**What is being asked**
All lines in which the word "trans" occurs are to be extracted.

┌─ Supplied information

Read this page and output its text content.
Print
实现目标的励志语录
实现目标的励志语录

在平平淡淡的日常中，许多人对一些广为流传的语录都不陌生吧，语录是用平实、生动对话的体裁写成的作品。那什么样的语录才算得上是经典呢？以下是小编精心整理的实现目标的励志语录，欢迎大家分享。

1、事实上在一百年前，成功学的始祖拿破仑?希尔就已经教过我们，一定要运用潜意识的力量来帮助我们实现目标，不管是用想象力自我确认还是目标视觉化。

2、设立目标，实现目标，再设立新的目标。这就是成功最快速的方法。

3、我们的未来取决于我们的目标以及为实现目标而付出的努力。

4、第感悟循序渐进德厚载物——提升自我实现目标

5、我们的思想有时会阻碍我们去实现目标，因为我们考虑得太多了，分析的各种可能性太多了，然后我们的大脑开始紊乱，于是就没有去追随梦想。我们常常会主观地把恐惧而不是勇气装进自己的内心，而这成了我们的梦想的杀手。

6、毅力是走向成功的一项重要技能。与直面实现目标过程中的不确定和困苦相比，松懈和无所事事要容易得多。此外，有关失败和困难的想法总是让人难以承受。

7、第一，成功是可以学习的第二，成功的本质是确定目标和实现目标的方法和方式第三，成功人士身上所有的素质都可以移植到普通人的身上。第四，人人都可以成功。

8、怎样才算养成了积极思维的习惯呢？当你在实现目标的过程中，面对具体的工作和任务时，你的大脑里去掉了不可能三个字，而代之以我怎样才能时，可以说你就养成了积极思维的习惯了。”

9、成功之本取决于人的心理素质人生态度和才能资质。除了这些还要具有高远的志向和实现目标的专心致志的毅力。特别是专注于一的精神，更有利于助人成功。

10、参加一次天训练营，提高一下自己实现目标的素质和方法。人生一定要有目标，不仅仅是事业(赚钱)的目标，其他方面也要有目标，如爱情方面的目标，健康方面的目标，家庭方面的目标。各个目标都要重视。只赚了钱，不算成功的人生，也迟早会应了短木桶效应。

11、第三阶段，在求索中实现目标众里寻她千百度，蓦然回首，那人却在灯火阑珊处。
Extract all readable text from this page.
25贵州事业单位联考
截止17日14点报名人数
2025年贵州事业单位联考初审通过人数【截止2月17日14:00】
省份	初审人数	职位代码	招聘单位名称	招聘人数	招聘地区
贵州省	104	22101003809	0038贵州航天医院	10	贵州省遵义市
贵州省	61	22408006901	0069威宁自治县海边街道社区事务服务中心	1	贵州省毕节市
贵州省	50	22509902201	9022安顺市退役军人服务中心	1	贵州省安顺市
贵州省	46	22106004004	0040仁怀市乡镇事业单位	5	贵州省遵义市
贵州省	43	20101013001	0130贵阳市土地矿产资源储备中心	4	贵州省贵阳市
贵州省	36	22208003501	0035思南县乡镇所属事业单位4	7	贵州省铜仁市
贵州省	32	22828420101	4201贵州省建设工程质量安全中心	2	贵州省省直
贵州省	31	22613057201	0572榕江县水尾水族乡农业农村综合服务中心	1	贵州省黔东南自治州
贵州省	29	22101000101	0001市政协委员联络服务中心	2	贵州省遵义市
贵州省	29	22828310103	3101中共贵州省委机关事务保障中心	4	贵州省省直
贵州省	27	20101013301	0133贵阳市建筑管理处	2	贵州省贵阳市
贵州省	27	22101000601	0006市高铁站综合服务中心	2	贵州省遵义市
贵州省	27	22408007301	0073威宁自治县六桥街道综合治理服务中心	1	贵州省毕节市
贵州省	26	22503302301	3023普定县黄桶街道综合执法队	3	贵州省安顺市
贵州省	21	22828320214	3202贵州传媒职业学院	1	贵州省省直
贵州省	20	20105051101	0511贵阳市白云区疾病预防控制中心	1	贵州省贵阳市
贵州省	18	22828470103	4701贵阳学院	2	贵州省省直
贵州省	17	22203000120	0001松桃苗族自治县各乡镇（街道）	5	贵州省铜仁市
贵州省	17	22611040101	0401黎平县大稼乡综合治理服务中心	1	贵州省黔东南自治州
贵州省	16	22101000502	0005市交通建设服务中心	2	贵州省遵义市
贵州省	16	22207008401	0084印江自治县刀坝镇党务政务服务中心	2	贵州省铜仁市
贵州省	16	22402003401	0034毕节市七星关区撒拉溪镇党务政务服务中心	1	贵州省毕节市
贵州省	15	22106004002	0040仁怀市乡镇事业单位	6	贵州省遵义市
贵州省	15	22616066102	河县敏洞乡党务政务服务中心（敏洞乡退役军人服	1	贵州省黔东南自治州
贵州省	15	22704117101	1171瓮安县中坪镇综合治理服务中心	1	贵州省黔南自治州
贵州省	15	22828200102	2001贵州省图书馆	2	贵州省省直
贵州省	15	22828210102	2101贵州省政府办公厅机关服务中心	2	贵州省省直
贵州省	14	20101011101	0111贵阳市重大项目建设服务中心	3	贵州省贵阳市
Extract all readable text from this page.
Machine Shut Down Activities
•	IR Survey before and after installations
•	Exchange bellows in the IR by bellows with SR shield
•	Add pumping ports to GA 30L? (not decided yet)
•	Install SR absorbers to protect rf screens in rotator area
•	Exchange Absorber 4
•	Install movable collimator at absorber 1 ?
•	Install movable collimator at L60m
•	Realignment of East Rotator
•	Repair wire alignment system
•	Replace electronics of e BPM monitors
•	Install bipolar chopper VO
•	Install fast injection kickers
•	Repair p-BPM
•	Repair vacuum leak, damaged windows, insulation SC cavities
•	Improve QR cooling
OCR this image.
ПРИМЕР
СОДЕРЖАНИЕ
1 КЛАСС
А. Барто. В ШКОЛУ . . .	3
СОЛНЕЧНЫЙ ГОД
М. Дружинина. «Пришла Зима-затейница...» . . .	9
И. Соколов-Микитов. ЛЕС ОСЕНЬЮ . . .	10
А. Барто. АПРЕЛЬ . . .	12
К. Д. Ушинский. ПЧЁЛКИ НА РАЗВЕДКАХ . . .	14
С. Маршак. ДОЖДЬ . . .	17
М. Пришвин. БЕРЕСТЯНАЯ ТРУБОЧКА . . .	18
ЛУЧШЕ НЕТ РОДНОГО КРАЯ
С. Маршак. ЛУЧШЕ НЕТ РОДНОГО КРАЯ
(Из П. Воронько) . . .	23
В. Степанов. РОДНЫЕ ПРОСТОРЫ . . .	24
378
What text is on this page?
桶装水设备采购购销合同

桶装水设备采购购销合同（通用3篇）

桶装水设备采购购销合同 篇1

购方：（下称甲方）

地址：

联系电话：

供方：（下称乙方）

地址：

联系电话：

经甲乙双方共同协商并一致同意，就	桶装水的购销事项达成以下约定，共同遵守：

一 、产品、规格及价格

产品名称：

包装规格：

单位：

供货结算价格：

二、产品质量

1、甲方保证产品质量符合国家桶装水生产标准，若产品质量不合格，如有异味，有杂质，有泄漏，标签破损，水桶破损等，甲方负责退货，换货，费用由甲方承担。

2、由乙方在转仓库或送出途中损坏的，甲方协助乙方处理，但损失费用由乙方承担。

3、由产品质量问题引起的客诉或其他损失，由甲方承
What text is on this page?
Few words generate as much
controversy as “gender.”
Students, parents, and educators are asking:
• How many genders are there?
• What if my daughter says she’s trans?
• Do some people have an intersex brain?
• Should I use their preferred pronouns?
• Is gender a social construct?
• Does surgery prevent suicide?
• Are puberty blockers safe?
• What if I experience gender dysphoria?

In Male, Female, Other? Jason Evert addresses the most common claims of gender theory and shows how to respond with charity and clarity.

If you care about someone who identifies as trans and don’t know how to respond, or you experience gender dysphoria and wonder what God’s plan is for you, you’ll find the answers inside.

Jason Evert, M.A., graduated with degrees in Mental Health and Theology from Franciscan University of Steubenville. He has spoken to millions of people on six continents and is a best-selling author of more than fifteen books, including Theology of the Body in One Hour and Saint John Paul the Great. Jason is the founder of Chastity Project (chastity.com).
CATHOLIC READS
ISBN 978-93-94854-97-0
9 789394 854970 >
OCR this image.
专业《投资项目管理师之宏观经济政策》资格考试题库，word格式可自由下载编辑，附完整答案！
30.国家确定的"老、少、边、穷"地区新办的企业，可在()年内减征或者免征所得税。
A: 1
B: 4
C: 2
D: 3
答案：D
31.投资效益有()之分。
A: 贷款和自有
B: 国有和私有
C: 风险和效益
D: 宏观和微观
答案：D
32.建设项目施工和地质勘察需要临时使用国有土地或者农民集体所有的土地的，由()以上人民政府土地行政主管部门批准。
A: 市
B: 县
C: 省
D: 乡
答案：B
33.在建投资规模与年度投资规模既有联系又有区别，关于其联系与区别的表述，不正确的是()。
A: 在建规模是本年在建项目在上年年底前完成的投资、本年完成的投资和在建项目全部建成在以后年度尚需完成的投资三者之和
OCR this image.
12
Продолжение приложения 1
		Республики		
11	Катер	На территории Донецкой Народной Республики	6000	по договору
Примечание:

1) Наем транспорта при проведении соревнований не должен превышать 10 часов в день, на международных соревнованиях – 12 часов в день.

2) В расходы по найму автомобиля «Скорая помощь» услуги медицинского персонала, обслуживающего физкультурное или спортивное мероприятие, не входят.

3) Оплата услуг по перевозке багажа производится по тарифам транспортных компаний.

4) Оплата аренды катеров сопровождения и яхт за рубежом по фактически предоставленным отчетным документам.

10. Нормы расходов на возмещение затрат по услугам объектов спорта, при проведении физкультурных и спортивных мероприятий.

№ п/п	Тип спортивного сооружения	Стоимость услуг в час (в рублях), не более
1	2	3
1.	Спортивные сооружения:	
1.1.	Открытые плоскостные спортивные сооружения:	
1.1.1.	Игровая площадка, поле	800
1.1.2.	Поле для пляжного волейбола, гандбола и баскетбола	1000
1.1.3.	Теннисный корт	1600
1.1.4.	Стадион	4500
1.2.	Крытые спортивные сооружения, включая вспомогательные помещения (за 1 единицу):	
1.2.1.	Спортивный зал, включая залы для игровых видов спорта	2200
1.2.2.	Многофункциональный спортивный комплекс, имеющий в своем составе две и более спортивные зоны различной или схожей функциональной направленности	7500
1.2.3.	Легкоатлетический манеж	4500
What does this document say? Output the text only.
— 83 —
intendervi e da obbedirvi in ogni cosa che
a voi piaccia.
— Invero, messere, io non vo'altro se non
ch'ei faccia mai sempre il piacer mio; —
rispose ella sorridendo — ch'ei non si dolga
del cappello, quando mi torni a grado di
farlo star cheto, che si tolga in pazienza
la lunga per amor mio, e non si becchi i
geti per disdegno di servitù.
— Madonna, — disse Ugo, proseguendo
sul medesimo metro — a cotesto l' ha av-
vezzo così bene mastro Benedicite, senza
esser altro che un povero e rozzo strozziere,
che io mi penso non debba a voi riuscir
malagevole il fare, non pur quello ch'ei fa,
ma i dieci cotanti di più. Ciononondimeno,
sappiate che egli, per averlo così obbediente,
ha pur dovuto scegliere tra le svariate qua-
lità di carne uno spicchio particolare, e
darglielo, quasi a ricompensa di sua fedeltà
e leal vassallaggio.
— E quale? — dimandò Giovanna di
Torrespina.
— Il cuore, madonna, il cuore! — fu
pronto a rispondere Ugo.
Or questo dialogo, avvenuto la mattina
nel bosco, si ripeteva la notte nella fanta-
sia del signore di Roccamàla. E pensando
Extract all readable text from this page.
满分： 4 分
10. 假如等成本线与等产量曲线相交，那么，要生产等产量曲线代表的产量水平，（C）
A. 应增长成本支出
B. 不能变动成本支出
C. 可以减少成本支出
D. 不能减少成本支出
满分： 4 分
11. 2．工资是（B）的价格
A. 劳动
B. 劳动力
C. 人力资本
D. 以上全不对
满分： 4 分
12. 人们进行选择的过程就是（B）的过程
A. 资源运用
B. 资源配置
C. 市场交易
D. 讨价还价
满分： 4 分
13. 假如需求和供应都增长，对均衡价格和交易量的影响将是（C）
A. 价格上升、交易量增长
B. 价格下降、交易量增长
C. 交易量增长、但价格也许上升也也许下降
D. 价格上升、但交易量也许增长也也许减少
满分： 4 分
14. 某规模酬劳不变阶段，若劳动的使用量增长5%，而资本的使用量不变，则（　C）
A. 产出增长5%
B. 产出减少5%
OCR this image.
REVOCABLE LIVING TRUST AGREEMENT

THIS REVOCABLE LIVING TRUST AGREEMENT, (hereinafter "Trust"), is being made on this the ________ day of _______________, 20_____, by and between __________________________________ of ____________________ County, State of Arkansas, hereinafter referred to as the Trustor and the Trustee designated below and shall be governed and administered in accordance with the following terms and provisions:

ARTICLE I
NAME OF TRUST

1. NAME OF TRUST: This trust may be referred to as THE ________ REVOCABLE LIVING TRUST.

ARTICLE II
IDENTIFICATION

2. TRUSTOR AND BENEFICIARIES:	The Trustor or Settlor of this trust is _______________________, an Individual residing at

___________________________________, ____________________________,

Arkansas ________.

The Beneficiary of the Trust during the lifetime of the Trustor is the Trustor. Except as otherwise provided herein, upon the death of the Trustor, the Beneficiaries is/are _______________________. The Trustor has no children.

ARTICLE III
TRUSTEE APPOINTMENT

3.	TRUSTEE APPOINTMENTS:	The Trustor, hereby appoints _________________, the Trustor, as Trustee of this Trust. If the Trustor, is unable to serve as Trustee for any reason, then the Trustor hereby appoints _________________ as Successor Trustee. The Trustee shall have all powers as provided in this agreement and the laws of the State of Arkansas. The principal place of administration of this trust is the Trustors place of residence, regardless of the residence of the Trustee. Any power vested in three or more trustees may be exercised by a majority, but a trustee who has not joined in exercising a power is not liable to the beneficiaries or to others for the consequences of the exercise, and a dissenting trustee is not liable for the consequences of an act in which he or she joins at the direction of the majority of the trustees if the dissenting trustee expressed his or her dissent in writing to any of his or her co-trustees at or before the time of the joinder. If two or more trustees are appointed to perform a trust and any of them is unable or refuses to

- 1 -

└─

**Result of this exercise**
• What if my daughter says she’s trans?
If you care about someone who identifies as trans and don’t know how to respond, or you experience gender dysphoria and wonder what God’s plan is for you, you’ll find the answers inside.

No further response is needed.